• **Given task**
Print each line of the listing once more, precisely as given.
— BEGIN Data in this exercise —
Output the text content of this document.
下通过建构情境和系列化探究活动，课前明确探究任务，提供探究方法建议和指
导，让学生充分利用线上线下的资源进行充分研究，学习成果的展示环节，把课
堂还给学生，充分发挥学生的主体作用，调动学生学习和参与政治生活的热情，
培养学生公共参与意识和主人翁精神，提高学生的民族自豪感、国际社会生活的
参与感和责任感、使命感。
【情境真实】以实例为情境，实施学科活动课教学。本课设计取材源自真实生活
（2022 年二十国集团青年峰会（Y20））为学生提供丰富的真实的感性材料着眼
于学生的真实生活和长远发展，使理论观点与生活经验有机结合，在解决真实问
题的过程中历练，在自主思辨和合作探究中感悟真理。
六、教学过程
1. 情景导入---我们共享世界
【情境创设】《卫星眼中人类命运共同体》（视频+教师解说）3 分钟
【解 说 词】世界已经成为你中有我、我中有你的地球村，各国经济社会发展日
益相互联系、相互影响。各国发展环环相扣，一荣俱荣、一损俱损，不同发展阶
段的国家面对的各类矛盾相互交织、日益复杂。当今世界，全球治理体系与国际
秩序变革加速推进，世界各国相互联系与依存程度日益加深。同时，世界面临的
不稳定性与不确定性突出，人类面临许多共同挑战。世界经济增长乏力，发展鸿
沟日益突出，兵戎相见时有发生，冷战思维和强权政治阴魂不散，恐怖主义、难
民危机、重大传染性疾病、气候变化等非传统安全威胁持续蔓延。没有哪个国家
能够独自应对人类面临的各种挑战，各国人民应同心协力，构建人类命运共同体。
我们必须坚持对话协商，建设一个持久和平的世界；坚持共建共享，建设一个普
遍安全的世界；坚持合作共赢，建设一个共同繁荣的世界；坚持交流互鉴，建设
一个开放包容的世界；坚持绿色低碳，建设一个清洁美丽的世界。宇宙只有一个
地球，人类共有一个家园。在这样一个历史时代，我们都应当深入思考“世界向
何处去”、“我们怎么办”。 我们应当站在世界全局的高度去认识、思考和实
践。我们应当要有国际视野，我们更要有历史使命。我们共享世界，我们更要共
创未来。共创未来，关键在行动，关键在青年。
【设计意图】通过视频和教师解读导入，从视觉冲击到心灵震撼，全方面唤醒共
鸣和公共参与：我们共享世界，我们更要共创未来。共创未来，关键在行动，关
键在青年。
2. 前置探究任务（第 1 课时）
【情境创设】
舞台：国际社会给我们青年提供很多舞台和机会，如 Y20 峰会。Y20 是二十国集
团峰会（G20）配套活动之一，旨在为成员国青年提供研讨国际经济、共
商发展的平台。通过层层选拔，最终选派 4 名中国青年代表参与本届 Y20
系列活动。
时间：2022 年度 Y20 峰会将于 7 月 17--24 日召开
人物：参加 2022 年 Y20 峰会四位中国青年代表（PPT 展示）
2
— END Data in this exercise —
• **Solution**
Output the text content of this document.
下通过建构情境和系列化探究活动，课前明确探究任务，提供探究方法建议和指
导，让学生充分利用线上线下的资源进行充分研究，学习成果的展示环节，把课
堂还给学生，充分发挥学生的主体作用，调动学生学习和参与政治生活的热情，
培养学生公共参与意识和主人翁精神，提高学生的民族自豪感、国际社会生活的
参与感和责任感、使命感。
【情境真实】以实例为情境，实施学科活动课教学。本课设计取材源自真实生活
（2022 年二十国集团青年峰会（Y20））为学生提供丰富的真实的感性材料着眼
于学生的真实生活和长远发展，使理论观点与生活经验有机结合，在解决真实问
题的过程中历练，在自主思辨和合作探究中感悟真理。
六、教学过程
1. 情景导入---我们共享世界
【情境创设】《卫星眼中人类命运共同体》（视频+教师解说）3 分钟
【解 说 词】世界已经成为你中有我、我中有你的地球村，各国经济社会发展日
益相互联系、相互影响。各国发展环环相扣，一荣俱荣、一损俱损，不同发展阶
段的国家面对的各类矛盾相互交织、日益复杂。当今世界，全球治理体系与国际
秩序变革加速推进，世界各国相互联系与依存程度日益加深。同时，世界面临的
不稳定性与不确定性突出，人类面临许多共同挑战。世界经济增长乏力，发展鸿
沟日益突出，兵戎相见时有发生，冷战思维和强权政治阴魂不散，恐怖主义、难
民危机、重大传染性疾病、气候变化等非传统安全威胁持续蔓延。没有哪个国家
能够独自应对人类面临的各种挑战，各国人民应同心协力，构建人类命运共同体。
我们必须坚持对话协商，建设一个持久和平的世界；坚持共建共享，建设一个普
遍安全的世界；坚持合作共赢，建设一个共同繁荣的世界；坚持交流互鉴，建设
一个开放包容的世界；坚持绿色低碳，建设一个清洁美丽的世界。宇宙只有一个
地球，人类共有一个家园。在这样一个历史时代，我们都应当深入思考“世界向
何处去”、“我们怎么办”。 我们应当站在世界全局的高度去认识、思考和实
践。我们应当要有国际视野，我们更要有历史使命。我们共享世界，我们更要共
创未来。共创未来，关键在行动，关键在青年。
【设计意图】通过视频和教师解读导入，从视觉冲击到心灵震撼，全方面唤醒共
鸣和公共参与：我们共享世界，我们更要共创未来。共创未来，关键在行动，关
键在青年。
2. 前置探究任务（第 1 课时）
【情境创设】
舞台：国际社会给我们青年提供很多舞台和机会，如 Y20 峰会。Y20 是二十国集
团峰会（G20）配套活动之一，旨在为成员国青年提供研讨国际经济、共
商发展的平台。通过层层选拔，最终选派 4 名中国青年代表参与本届 Y20
系列活动。
时间：2022 年度 Y20 峰会将于 7 月 17--24 日召开
人物：参加 2022 年 Y20 峰会四位中国青年代表（PPT 展示）
2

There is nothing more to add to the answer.